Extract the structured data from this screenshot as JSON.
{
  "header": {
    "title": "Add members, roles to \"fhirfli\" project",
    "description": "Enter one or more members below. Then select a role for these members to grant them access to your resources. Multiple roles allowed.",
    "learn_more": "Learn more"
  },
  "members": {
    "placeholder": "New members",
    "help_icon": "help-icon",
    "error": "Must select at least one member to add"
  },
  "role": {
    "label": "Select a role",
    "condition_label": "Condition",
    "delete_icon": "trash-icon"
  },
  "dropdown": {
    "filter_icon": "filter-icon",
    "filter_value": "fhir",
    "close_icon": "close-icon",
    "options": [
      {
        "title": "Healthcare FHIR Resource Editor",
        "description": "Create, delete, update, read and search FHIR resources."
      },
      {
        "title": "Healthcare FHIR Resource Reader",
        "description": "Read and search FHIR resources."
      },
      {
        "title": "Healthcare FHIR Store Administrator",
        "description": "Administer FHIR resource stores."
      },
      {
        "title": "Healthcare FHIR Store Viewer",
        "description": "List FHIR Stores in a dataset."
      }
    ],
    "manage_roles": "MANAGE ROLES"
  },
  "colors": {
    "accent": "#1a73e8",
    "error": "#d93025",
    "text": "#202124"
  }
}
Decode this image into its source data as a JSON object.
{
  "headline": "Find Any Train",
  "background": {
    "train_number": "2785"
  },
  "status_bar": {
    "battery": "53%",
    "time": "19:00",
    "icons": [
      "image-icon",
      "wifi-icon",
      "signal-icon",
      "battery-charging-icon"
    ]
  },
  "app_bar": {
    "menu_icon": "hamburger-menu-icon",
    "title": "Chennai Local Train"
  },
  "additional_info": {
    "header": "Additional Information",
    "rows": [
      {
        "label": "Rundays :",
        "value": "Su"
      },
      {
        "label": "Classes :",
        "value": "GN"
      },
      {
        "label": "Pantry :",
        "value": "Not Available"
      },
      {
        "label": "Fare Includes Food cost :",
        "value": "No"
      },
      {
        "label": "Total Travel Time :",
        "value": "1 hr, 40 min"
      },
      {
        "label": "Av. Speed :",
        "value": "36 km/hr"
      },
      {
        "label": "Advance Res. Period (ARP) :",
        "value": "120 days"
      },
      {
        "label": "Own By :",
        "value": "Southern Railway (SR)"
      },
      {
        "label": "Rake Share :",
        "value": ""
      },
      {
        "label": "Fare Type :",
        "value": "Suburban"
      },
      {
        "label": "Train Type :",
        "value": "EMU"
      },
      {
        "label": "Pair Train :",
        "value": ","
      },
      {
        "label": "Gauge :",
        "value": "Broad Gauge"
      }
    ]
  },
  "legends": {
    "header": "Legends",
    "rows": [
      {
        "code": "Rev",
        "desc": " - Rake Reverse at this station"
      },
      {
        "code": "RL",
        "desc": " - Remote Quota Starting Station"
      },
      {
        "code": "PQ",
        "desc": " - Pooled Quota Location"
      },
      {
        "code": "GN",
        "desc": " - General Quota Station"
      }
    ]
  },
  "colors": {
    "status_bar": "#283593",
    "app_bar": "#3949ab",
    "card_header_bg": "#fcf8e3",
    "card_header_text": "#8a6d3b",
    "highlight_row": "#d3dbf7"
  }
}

Request>
Output the listing above without altering a single character.

Solution to this problem>
Extract the structured data from this screenshot as JSON.
{
  "header": {
    "title": "Add members, roles to \"fhirfli\" project",
    "description": "Enter one or more members below. Then select a role for these members to grant them access to your resources. Multiple roles allowed.",
    "learn_more": "Learn more"
  },
  "members": {
    "placeholder": "New members",
    "help_icon": "help-icon",
    "error": "Must select at least one member to add"
  },
  "role": {
    "label": "Select a role",
    "condition_label": "Condition",
    "delete_icon": "trash-icon"
  },
  "dropdown": {
    "filter_icon": "filter-icon",
    "filter_value": "fhir",
    "close_icon": "close-icon",
    "options": [
      {
        "title": "Healthcare FHIR Resource Editor",
        "description": "Create, delete, update, read and search FHIR resources."
      },
      {
        "title": "Healthcare FHIR Resource Reader",
        "description": "Read and search FHIR resources."
      },
      {
        "title": "Healthcare FHIR Store Administrator",
        "description": "Administer FHIR resource stores."
      },
      {
        "title": "Healthcare FHIR Store Viewer",
        "description": "List FHIR Stores in a dataset."
      }
    ],
    "manage_roles": "MANAGE ROLES"
  },
  "colors": {
    "accent": "#1a73e8",
    "error": "#d93025",
    "text": "#202124"
  }
}
Decode this image into its source data as a JSON object.
{
  "headline": "Find Any Train",
  "background": {
    "train_number": "2785"
  },
  "status_bar": {
    "battery": "53%",
    "time": "19:00",
    "icons": [
      "image-icon",
      "wifi-icon",
      "signal-icon",
      "battery-charging-icon"
    ]
  },
  "app_bar": {
    "menu_icon": "hamburger-menu-icon",
    "title": "Chennai Local Train"
  },
  "additional_info": {
    "header": "Additional Information",
    "rows": [
      {
        "label": "Rundays :",
        "value": "Su"
      },
      {
        "label": "Classes :",
        "value": "GN"
      },
      {
        "label": "Pantry :",
        "value": "Not Available"
      },
      {
        "label": "Fare Includes Food cost :",
        "value": "No"
      },
      {
        "label": "Total Travel Time :",
        "value": "1 hr, 40 min"
      },
      {
        "label": "Av. Speed :",
        "value": "36 km/hr"
      },
      {
        "label": "Advance Res. Period (ARP) :",
        "value": "120 days"
      },
      {
        "label": "Own By :",
        "value": "Southern Railway (SR)"
      },
      {
        "label": "Rake Share :",
        "value": ""
      },
      {
        "label": "Fare Type :",
        "value": "Suburban"
      },
      {
        "label": "Train Type :",
        "value": "EMU"
      },
      {
        "label": "Pair Train :",
        "value": ","
      },
      {
        "label": "Gauge :",
        "value": "Broad Gauge"
      }
    ]
  },
  "legends": {
    "header": "Legends",
    "rows": [
      {
        "code": "Rev",
        "desc": " - Rake Reverse at this station"
      },
      {
        "code": "RL",
        "desc": " - Remote Quota Starting Station"
      },
      {
        "code": "PQ",
        "desc": " - Pooled Quota Location"
      },
      {
        "code": "GN",
        "desc": " - General Quota Station"
      }
    ]
  },
  "colors": {
    "status_bar": "#283593",
    "app_bar": "#3949ab",
    "card_header_bg": "#fcf8e3",
    "card_header_text": "#8a6d3b",
    "highlight_row": "#d3dbf7"
  }
}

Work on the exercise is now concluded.